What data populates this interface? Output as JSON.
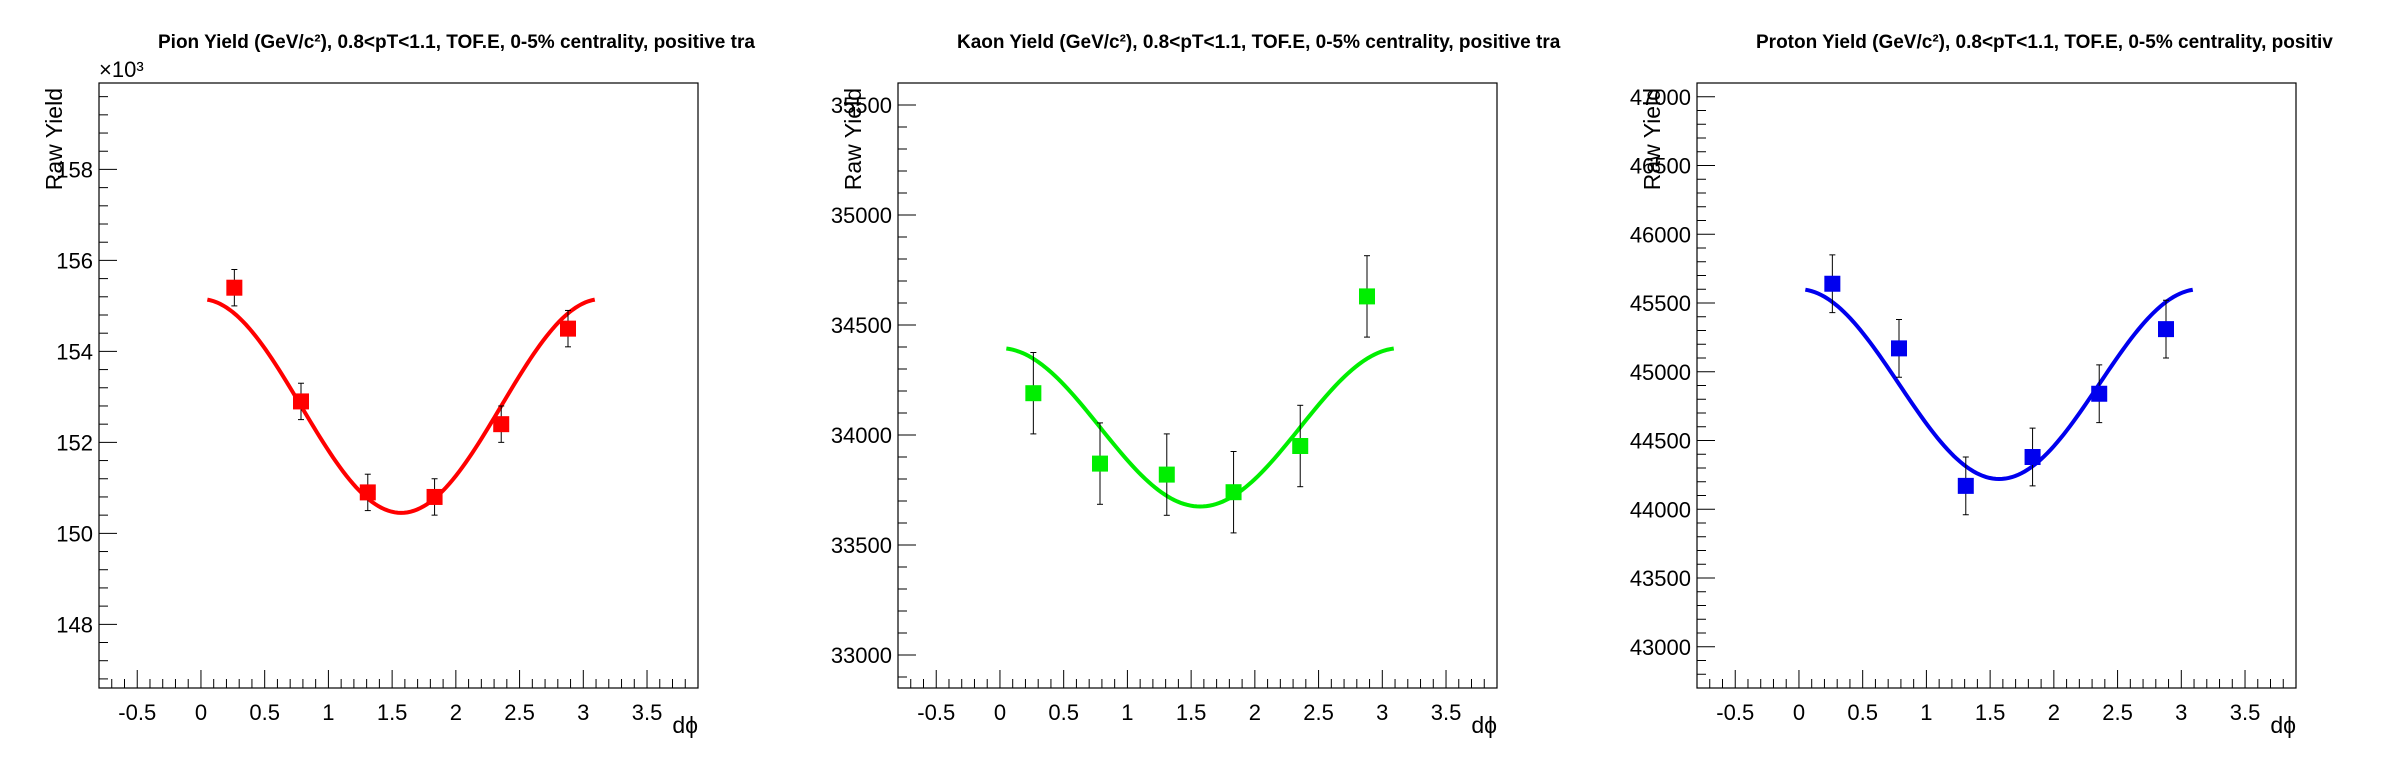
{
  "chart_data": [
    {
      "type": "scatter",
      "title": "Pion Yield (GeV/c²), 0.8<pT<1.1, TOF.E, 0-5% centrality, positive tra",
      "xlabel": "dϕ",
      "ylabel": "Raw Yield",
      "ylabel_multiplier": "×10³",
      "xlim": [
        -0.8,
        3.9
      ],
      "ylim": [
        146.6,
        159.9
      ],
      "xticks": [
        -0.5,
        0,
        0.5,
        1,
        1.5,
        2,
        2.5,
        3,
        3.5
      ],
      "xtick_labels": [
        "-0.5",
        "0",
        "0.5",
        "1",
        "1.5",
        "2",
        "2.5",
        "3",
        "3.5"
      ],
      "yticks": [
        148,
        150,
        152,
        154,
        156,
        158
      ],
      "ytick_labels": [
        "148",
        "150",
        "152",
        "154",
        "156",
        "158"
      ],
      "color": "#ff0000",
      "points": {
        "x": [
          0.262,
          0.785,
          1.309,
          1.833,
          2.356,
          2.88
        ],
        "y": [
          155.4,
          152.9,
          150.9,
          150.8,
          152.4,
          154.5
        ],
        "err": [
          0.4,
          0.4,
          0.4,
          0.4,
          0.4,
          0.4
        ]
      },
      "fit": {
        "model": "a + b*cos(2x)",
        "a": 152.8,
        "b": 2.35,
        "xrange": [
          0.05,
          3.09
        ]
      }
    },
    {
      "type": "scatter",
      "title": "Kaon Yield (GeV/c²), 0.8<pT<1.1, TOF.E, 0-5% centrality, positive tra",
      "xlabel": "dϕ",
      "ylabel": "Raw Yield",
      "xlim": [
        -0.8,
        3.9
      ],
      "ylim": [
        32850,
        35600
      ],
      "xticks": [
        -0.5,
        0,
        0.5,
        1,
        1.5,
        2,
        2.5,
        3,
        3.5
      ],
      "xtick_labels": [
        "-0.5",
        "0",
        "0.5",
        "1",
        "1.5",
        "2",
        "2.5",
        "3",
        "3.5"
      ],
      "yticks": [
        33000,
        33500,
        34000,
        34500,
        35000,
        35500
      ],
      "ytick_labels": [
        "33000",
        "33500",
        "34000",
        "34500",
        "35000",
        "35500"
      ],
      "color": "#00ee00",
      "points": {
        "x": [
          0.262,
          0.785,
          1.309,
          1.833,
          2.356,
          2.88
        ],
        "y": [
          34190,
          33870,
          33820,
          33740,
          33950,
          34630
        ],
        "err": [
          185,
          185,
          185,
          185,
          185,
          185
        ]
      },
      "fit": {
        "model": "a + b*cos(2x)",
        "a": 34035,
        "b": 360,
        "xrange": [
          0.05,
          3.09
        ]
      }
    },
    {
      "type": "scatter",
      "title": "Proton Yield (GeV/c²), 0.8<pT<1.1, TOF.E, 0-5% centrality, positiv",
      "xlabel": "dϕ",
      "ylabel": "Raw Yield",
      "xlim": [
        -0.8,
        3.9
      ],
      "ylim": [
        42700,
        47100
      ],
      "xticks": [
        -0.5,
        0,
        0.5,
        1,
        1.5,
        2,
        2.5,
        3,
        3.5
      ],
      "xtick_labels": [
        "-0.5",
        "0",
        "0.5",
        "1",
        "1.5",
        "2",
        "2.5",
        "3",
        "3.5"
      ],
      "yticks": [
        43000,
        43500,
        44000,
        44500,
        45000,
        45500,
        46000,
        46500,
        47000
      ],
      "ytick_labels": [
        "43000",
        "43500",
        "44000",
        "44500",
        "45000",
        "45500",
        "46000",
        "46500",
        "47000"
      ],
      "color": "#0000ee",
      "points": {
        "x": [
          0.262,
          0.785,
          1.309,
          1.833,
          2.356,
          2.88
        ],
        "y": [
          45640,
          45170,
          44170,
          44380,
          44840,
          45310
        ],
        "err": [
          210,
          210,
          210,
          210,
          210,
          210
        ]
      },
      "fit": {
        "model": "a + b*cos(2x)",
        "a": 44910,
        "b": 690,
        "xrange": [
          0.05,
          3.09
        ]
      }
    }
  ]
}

==

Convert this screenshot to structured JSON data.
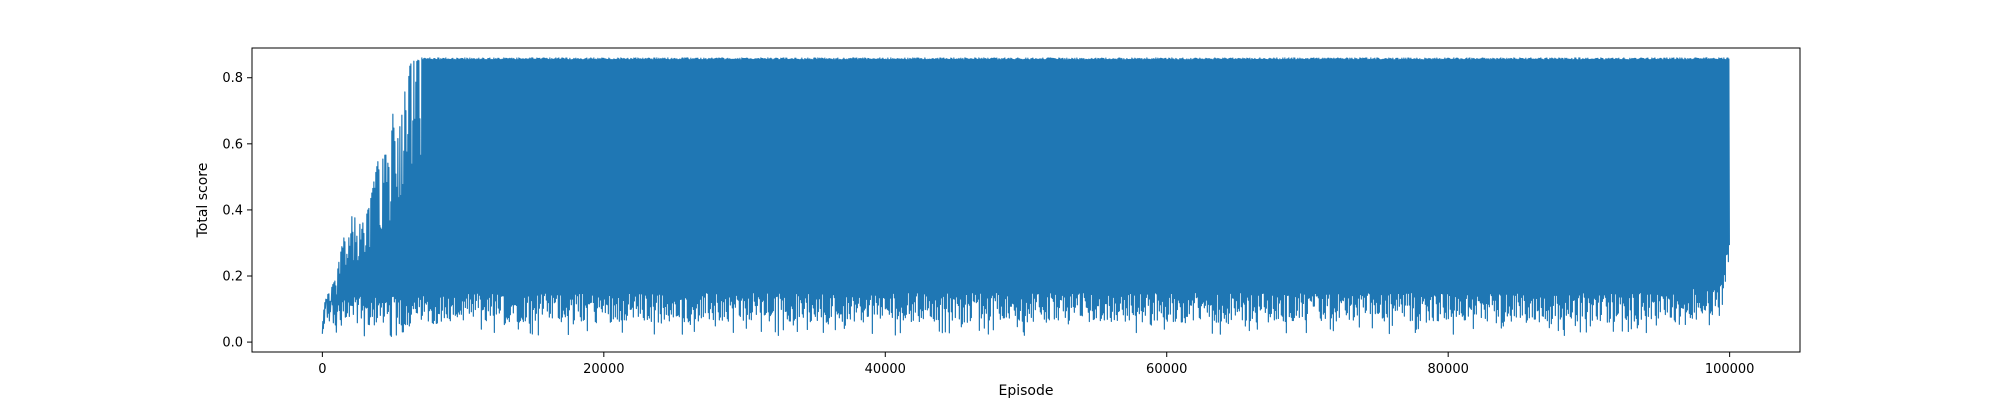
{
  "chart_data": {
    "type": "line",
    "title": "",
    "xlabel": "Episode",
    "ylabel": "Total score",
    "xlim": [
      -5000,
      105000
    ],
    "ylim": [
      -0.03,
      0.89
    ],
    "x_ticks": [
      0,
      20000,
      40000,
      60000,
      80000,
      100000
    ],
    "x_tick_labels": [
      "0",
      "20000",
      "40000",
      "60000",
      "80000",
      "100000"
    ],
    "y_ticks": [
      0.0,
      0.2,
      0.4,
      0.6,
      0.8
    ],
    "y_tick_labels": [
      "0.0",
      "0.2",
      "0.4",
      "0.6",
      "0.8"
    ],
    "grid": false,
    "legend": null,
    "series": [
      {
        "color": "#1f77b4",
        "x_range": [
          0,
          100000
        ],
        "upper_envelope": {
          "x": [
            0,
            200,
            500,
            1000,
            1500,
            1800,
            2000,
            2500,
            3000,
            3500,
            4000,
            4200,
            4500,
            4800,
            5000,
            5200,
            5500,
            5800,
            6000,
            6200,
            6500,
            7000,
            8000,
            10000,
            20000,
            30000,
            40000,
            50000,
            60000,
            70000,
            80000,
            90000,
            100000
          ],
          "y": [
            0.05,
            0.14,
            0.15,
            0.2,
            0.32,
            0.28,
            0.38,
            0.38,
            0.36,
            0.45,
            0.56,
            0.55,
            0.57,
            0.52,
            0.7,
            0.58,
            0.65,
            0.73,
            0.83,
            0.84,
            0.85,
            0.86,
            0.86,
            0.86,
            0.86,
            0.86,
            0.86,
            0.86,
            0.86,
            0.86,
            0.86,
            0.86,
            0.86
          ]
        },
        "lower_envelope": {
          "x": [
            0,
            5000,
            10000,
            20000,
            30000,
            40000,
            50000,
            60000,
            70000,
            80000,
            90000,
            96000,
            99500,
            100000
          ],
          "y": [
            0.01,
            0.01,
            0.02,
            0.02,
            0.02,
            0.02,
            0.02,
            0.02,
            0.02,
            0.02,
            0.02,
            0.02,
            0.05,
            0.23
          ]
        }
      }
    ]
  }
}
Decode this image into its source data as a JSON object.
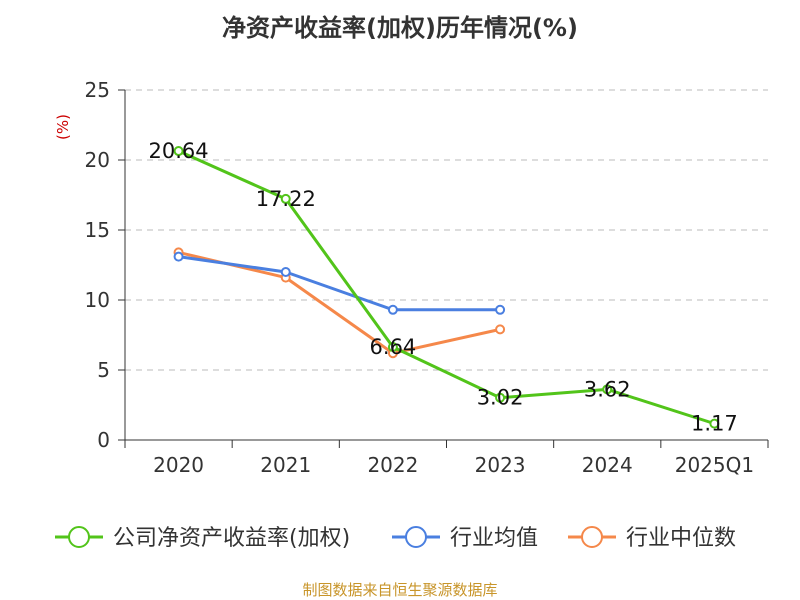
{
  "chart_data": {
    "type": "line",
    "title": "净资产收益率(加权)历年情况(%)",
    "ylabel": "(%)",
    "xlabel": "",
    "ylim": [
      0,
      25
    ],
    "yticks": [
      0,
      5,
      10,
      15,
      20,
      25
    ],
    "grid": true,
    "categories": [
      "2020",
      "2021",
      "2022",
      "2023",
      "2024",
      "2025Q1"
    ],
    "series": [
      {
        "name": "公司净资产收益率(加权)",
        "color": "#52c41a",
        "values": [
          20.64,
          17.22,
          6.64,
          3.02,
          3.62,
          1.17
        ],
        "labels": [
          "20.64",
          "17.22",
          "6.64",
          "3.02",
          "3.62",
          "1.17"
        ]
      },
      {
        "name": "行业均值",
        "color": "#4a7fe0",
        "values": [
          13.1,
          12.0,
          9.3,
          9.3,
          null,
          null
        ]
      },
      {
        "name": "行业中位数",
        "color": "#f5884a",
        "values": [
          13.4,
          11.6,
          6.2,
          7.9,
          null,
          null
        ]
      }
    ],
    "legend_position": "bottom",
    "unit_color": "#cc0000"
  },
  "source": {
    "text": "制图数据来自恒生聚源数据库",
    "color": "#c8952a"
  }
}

--

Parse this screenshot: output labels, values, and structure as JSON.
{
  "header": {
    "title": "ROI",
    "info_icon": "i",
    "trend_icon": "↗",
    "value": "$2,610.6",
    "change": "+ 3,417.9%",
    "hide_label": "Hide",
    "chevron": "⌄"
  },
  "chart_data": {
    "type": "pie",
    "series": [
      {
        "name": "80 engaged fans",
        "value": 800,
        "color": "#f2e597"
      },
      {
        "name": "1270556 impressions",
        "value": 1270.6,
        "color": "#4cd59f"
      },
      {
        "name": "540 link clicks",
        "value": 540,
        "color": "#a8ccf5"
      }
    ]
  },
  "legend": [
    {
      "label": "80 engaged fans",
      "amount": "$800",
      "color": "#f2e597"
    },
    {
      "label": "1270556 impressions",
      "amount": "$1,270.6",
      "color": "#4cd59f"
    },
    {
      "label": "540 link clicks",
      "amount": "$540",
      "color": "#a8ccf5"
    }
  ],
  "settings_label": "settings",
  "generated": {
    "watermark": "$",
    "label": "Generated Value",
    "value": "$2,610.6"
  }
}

The request ▸
Gather up, from the records above, each line where the word "impressions" appears.

Task answer ▸
        "name": "1270556 impressions",
      "label": "1270556 impressions",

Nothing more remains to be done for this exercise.